*Instructions to follow:*
Determine the number of lines where "alumno" occurs and reply with that number by itself.
--
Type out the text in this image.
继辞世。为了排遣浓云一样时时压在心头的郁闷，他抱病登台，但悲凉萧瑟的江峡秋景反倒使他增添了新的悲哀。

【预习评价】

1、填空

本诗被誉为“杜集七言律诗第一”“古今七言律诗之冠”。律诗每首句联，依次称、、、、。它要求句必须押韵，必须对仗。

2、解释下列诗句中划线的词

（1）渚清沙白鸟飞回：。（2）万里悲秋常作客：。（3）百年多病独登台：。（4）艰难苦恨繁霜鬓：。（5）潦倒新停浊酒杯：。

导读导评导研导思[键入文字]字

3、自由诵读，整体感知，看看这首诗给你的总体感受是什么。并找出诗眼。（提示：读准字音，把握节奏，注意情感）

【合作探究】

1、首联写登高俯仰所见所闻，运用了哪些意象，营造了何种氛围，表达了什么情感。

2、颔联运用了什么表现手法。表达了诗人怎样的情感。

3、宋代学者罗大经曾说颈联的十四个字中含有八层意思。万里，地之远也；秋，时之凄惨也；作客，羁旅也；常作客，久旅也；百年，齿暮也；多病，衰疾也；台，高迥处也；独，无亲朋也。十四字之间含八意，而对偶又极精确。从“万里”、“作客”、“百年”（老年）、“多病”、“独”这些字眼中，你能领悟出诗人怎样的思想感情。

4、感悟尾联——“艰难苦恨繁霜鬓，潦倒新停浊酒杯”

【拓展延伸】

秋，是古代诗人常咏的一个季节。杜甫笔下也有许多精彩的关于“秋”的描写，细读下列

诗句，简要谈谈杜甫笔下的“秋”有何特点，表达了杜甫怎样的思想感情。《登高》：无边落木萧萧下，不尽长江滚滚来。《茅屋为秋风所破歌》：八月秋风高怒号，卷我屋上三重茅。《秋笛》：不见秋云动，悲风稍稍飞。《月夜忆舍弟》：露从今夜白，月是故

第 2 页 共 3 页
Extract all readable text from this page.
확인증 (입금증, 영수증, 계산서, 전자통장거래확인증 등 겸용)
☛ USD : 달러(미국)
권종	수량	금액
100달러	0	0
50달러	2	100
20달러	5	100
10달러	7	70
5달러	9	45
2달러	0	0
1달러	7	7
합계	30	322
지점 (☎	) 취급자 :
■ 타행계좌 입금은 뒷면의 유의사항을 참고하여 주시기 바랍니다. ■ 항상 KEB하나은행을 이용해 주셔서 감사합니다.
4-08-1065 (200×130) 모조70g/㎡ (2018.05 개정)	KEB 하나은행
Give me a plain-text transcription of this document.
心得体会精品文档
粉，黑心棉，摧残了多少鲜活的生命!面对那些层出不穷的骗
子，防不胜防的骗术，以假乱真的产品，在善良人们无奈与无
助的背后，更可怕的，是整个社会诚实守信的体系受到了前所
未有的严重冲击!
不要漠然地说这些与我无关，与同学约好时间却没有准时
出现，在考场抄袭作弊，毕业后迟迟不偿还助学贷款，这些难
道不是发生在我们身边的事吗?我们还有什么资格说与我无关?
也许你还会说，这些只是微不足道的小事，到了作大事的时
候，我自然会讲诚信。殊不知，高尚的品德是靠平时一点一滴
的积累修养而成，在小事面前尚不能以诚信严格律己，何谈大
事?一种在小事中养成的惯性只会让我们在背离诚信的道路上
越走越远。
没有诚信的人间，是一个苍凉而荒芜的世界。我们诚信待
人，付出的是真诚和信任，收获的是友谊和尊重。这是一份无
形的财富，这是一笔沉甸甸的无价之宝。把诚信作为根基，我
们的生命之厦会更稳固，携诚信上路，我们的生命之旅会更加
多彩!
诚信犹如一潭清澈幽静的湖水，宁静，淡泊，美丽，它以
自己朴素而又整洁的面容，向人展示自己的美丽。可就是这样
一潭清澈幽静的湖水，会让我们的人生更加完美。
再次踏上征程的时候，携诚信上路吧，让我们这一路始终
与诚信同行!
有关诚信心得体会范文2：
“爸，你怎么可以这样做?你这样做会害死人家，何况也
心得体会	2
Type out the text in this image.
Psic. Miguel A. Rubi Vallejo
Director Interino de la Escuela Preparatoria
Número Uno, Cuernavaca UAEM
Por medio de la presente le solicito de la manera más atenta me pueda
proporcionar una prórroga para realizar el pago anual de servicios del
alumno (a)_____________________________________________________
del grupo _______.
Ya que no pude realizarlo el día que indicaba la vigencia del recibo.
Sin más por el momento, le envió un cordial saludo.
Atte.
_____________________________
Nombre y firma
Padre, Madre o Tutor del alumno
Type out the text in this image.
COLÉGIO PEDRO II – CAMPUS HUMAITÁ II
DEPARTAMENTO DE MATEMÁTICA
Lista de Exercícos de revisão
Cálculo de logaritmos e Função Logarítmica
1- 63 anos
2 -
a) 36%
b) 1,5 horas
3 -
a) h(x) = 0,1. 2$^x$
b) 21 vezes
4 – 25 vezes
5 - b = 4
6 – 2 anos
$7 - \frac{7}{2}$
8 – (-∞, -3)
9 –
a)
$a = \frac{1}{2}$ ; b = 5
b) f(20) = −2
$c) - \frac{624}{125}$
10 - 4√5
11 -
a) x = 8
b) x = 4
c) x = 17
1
--
*Exercise response:*
2